### RECORD EXCERPTS
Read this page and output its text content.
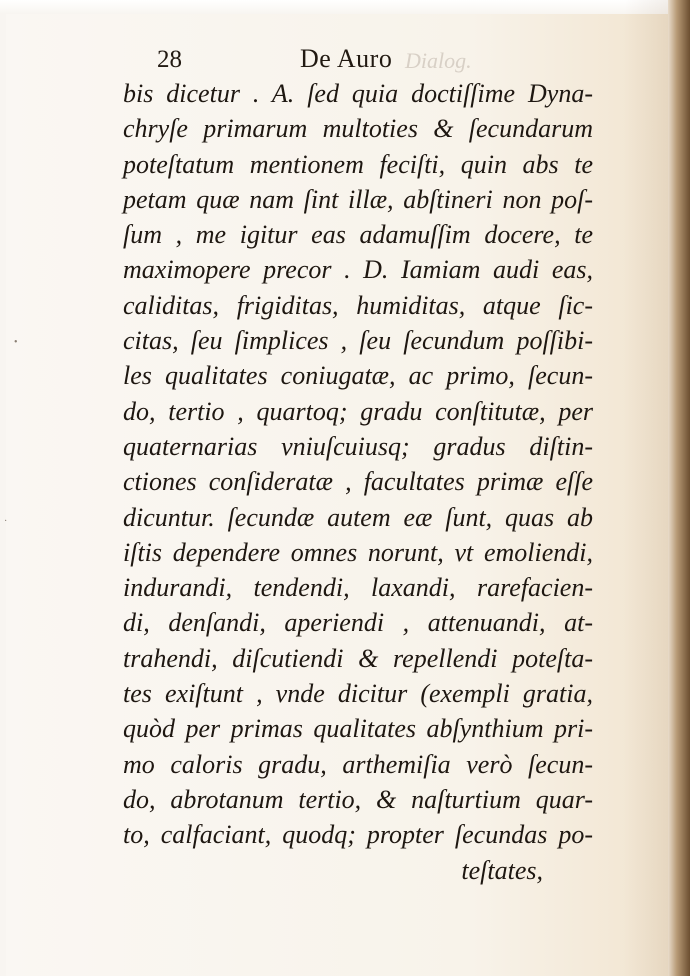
28	De Auro Dialog.
•
·
bis dicetur . A. ſed quia doctiſſime Dyna-
chryſe primarum multoties & ſecundarum
poteſtatum mentionem feciſti, quin abs te
petam quæ nam ſint illæ, abſtineri non poſ-
ſum , me igitur eas adamuſſim docere, te
maximopere precor . D. Iamiam audi eas,
caliditas, frigiditas, humiditas, atque ſic-
citas, ſeu ſimplices , ſeu ſecundum poſſibi-
les qualitates coniugatæ, ac primo, ſecun-
do, tertio , quartoq; gradu conſtitutæ, per
quaternarias vniuſcuiusq; gradus diſtin-
ctiones conſideratæ , facultates primæ eſſe
dicuntur. ſecundæ autem eæ ſunt, quas ab
iſtis dependere omnes norunt, vt emoliendi,
indurandi, tendendi, laxandi, rarefacien-
di, denſandi, aperiendi , attenuandi, at-
trahendi, diſcutiendi & repellendi poteſta-
tes exiſtunt , vnde dicitur (exempli gratia,
quòd per primas qualitates abſynthium pri-
mo caloris gradu, arthemiſia verò ſecun-
do, abrotanum tertio, & naſturtium quar-
to, calfaciant, quodq; propter ſecundas po-
teſtates,
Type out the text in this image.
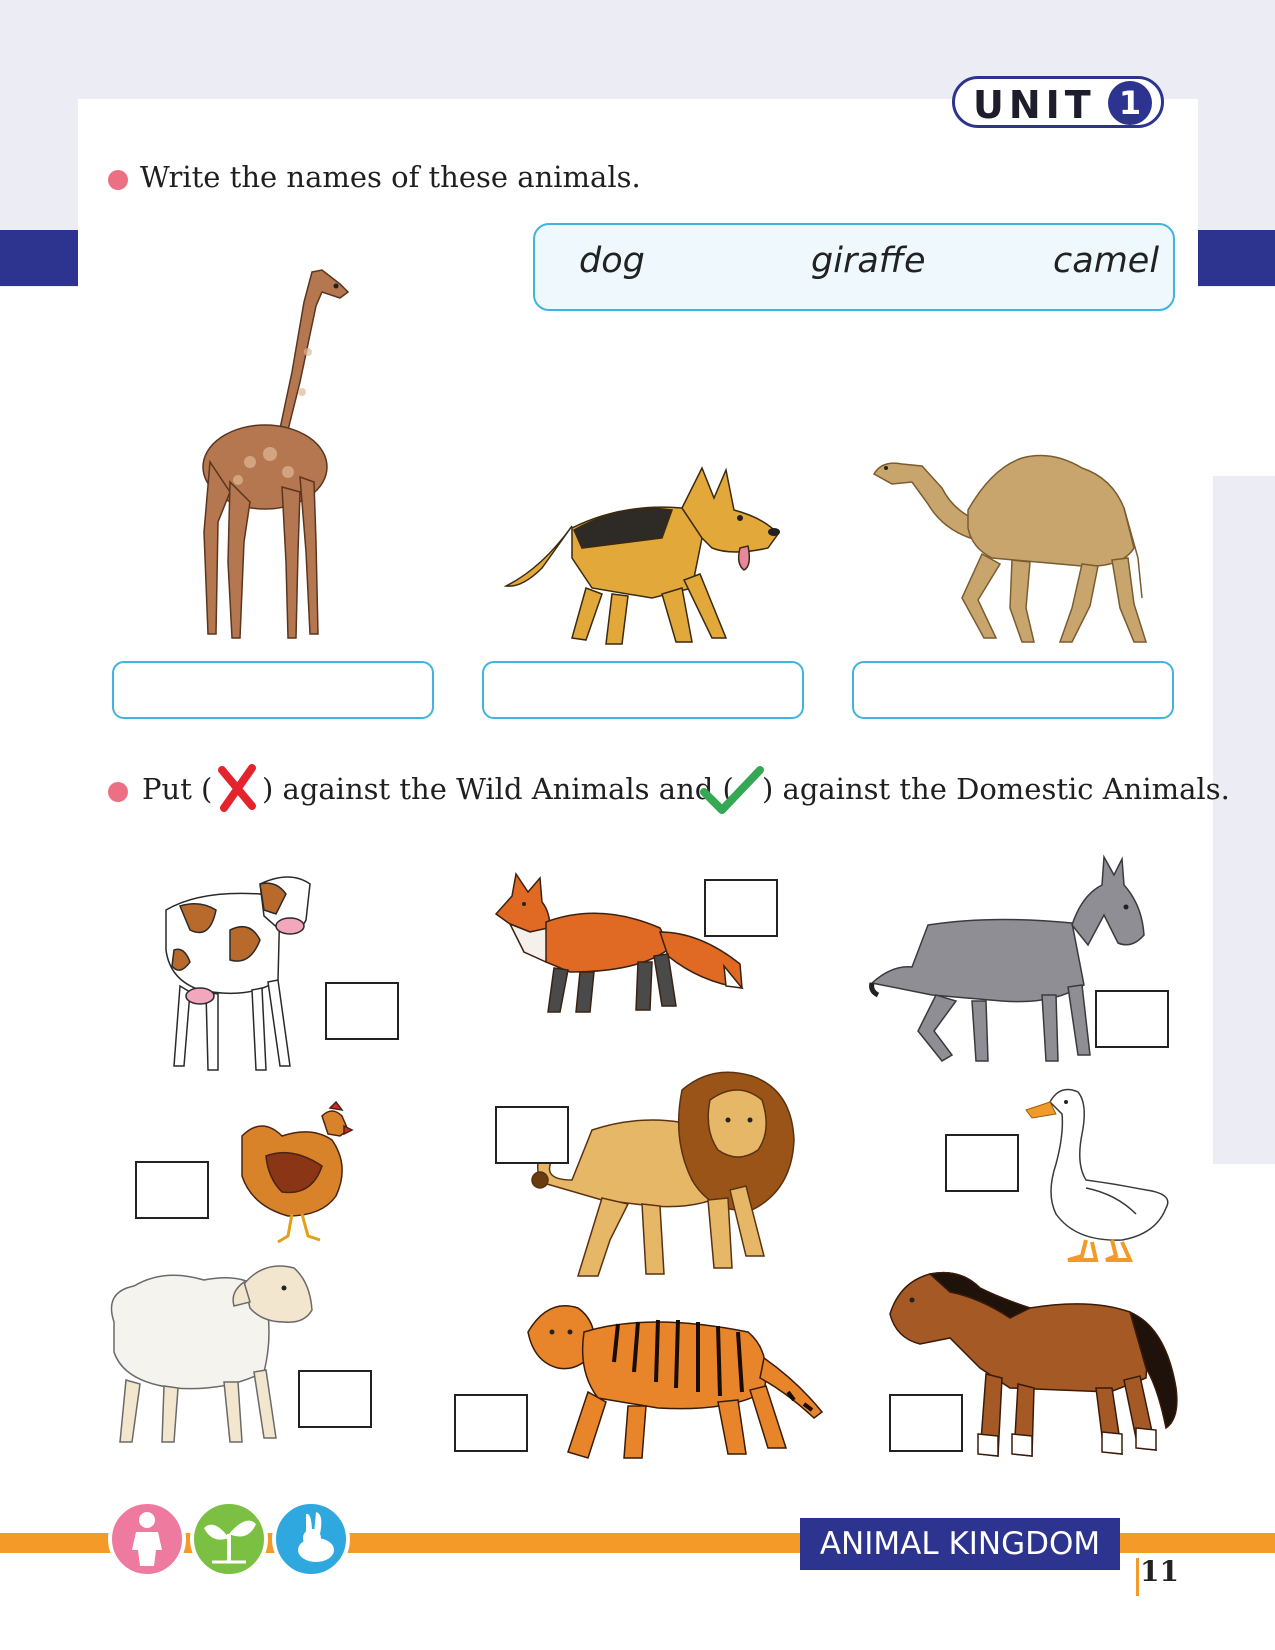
UNIT 1
Write the names of these animals.
dog	giraffe	camel
Put ( ) against the Wild Animals and ( ) against the Domestic Animals.
ANIMAL KINGDOM
11
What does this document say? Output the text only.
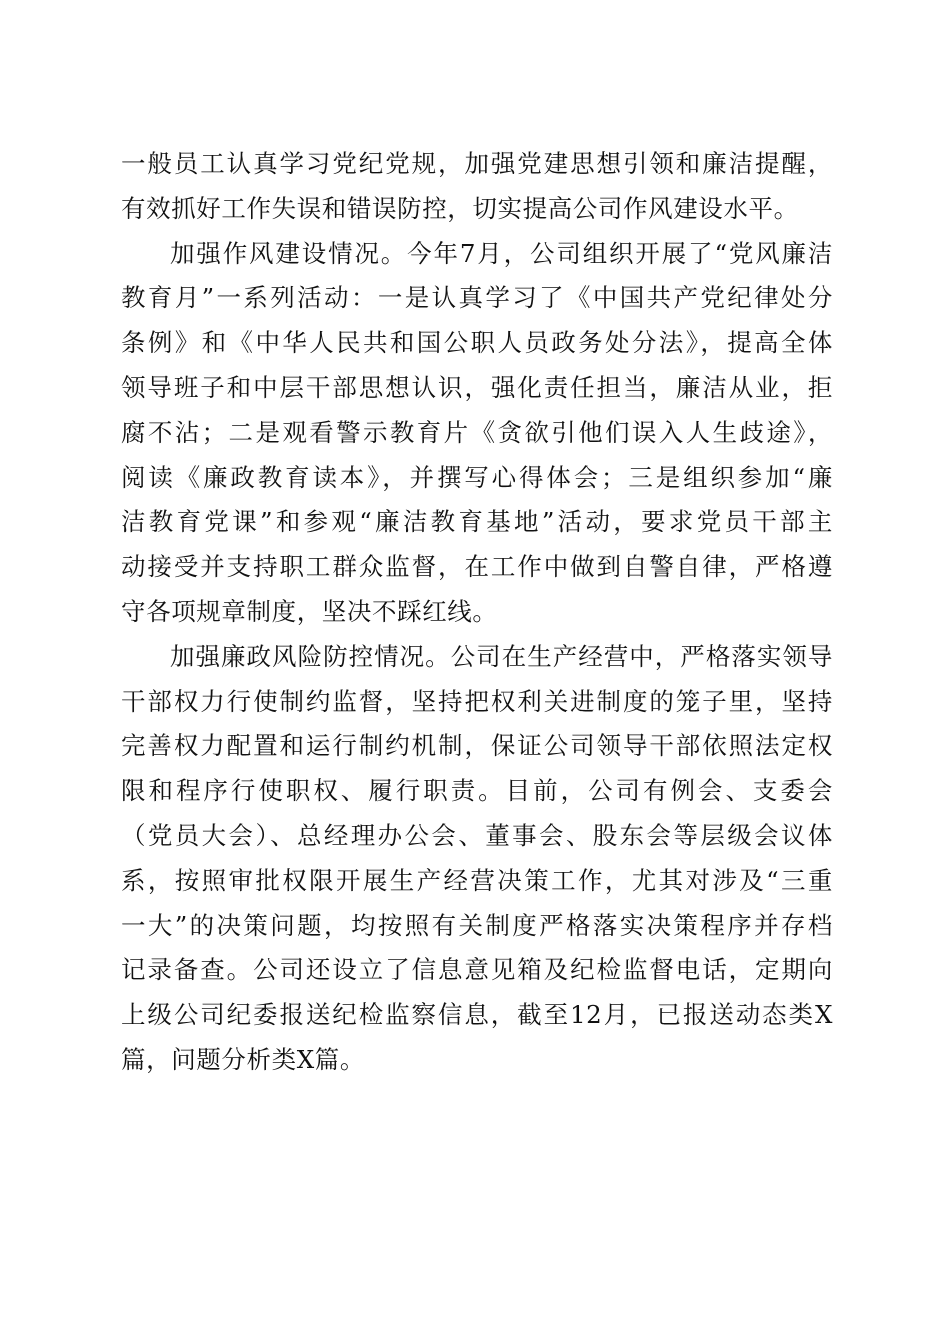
一般员工认真学习党纪党规，加强党建思想引领和廉洁提醒，
有效抓好工作失误和错误防控，切实提高公司作风建设水平。

加强作风建设情况。今年7月，公司组织开展了“党风廉洁
教育月”一系列活动：一是认真学习了《中国共产党纪律处分
条例》和《中华人民共和国公职人员政务处分法》，提高全体
领导班子和中层干部思想认识，强化责任担当，廉洁从业，拒
腐不沾；二是观看警示教育片《贪欲引他们误入人生歧途》，
阅读《廉政教育读本》，并撰写心得体会；三是组织参加“廉
洁教育党课”和参观“廉洁教育基地”活动，要求党员干部主
动接受并支持职工群众监督，在工作中做到自警自律，严格遵
守各项规章制度，坚决不踩红线。

加强廉政风险防控情况。公司在生产经营中，严格落实领导
干部权力行使制约监督，坚持把权利关进制度的笼子里，坚持
完善权力配置和运行制约机制，保证公司领导干部依照法定权
限和程序行使职权、履行职责。目前，公司有例会、支委会
（党员大会）、总经理办公会、董事会、股东会等层级会议体
系，按照审批权限开展生产经营决策工作，尤其对涉及“三重
一大”的决策问题，均按照有关制度严格落实决策程序并存档
记录备查。公司还设立了信息意见箱及纪检监督电话，定期向
上级公司纪委报送纪检监察信息，截至12月，已报送动态类X
篇，问题分析类X篇。
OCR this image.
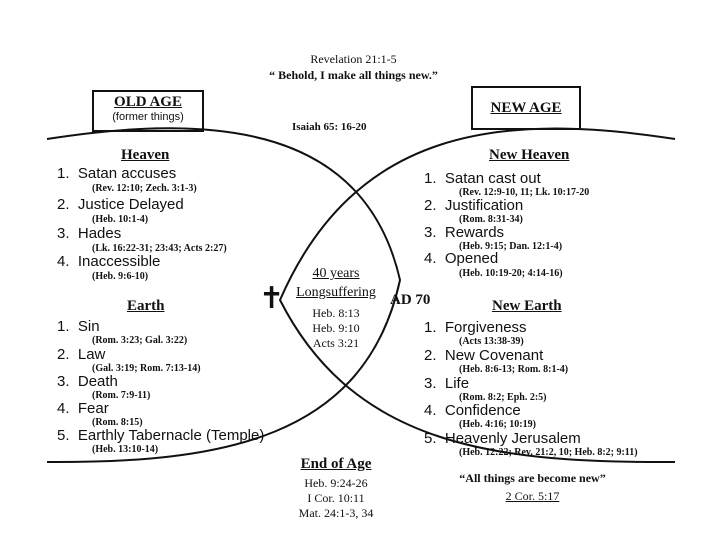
Revelation 21:1-5
“ Behold, I make all things new.”
OLD AGE
(former things)
NEW AGE
Isaiah 65: 16-20
Heaven
1. Satan accuses
(Rev. 12:10; Zech. 3:1-3)
2. Justice Delayed
(Heb. 10:1-4)
3. Hades
(Lk. 16:22-31; 23:43; Acts 2:27)
4. Inaccessible
(Heb. 9:6-10)
Earth
1. Sin
(Rom. 3:23; Gal. 3:22)
2. Law
(Gal. 3:19; Rom. 7:13-14)
3. Death
(Rom. 7:9-11)
4. Fear
(Rom. 8:15)
5. Earthly Tabernacle (Temple)
(Heb. 13:10-14)
New Heaven
1. Satan cast out
(Rev. 12:9-10, 11; Lk. 10:17-20
2. Justification
(Rom. 8:31-34)
3. Rewards
(Heb. 9:15; Dan. 12:1-4)
4. Opened
(Heb. 10:19-20; 4:14-16)
New Earth
1. Forgiveness
(Acts 13:38-39)
2. New Covenant
(Heb. 8:6-13; Rom. 8:1-4)
3. Life
(Rom. 8:2; Eph. 2:5)
4. Confidence
(Heb. 4:16; 10:19)
5. Heavenly Jerusalem
(Heb. 12:22; Rev. 21:2, 10; Heb. 8:2; 9:11)
✝
40 years
Longsuffering
Heb. 8:13
Heb. 9:10
Acts 3:21
AD 70
End of Age
Heb. 9:24-26
I Cor. 10:11
Mat. 24:1-3, 34
“All things are become new”
2 Cor. 5:17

### YOUR OBJECTIVE
Repeat the material verbatim. Do not carry over any picture.

### RESPONSE BELOW
Read this page and output its text content.
28	De Auro Dialog.
•
·
bis dicetur . A. ſed quia doctiſſime Dyna-
chryſe primarum multoties & ſecundarum
poteſtatum mentionem feciſti, quin abs te
petam quæ nam ſint illæ, abſtineri non poſ-
ſum , me igitur eas adamuſſim docere, te
maximopere precor . D. Iamiam audi eas,
caliditas, frigiditas, humiditas, atque ſic-
citas, ſeu ſimplices , ſeu ſecundum poſſibi-
les qualitates coniugatæ, ac primo, ſecun-
do, tertio , quartoq; gradu conſtitutæ, per
quaternarias vniuſcuiusq; gradus diſtin-
ctiones conſideratæ , facultates primæ eſſe
dicuntur. ſecundæ autem eæ ſunt, quas ab
iſtis dependere omnes norunt, vt emoliendi,
indurandi, tendendi, laxandi, rarefacien-
di, denſandi, aperiendi , attenuandi, at-
trahendi, diſcutiendi & repellendi poteſta-
tes exiſtunt , vnde dicitur (exempli gratia,
quòd per primas qualitates abſynthium pri-
mo caloris gradu, arthemiſia verò ſecun-
do, abrotanum tertio, & naſturtium quar-
to, calfaciant, quodq; propter ſecundas po-
teſtates,
Type out the text in this image.
UNIT 1
Write the names of these animals.
dog	giraffe	camel
Put ( ) against the Wild Animals and ( ) against the Domestic Animals.
ANIMAL KINGDOM
11
What does this document say? Output the text only.
一般员工认真学习党纪党规，加强党建思想引领和廉洁提醒，
有效抓好工作失误和错误防控，切实提高公司作风建设水平。

加强作风建设情况。今年7月，公司组织开展了“党风廉洁
教育月”一系列活动：一是认真学习了《中国共产党纪律处分
条例》和《中华人民共和国公职人员政务处分法》，提高全体
领导班子和中层干部思想认识，强化责任担当，廉洁从业，拒
腐不沾；二是观看警示教育片《贪欲引他们误入人生歧途》，
阅读《廉政教育读本》，并撰写心得体会；三是组织参加“廉
洁教育党课”和参观“廉洁教育基地”活动，要求党员干部主
动接受并支持职工群众监督，在工作中做到自警自律，严格遵
守各项规章制度，坚决不踩红线。

加强廉政风险防控情况。公司在生产经营中，严格落实领导
干部权力行使制约监督，坚持把权利关进制度的笼子里，坚持
完善权力配置和运行制约机制，保证公司领导干部依照法定权
限和程序行使职权、履行职责。目前，公司有例会、支委会
（党员大会）、总经理办公会、董事会、股东会等层级会议体
系，按照审批权限开展生产经营决策工作，尤其对涉及“三重
一大”的决策问题，均按照有关制度严格落实决策程序并存档
记录备查。公司还设立了信息意见箱及纪检监督电话，定期向
上级公司纪委报送纪检监察信息，截至12月，已报送动态类X
篇，问题分析类X篇。
OCR this image.
Revelation 21:1-5
“ Behold, I make all things new.”
OLD AGE
(former things)
NEW AGE
Isaiah 65: 16-20
Heaven
1. Satan accuses
(Rev. 12:10; Zech. 3:1-3)
2. Justice Delayed
(Heb. 10:1-4)
3. Hades
(Lk. 16:22-31; 23:43; Acts 2:27)
4. Inaccessible
(Heb. 9:6-10)
Earth
1. Sin
(Rom. 3:23; Gal. 3:22)
2. Law
(Gal. 3:19; Rom. 7:13-14)
3. Death
(Rom. 7:9-11)
4. Fear
(Rom. 8:15)
5. Earthly Tabernacle (Temple)
(Heb. 13:10-14)
New Heaven
1. Satan cast out
(Rev. 12:9-10, 11; Lk. 10:17-20
2. Justification
(Rom. 8:31-34)
3. Rewards
(Heb. 9:15; Dan. 12:1-4)
4. Opened
(Heb. 10:19-20; 4:14-16)
New Earth
1. Forgiveness
(Acts 13:38-39)
2. New Covenant
(Heb. 8:6-13; Rom. 8:1-4)
3. Life
(Rom. 8:2; Eph. 2:5)
4. Confidence
(Heb. 4:16; 10:19)
5. Heavenly Jerusalem
(Heb. 12:22; Rev. 21:2, 10; Heb. 8:2; 9:11)
✝
40 years
Longsuffering
Heb. 8:13
Heb. 9:10
Acts 3:21
AD 70
End of Age
Heb. 9:24-26
I Cor. 10:11
Mat. 24:1-3, 34
“All things are become new”
2 Cor. 5:17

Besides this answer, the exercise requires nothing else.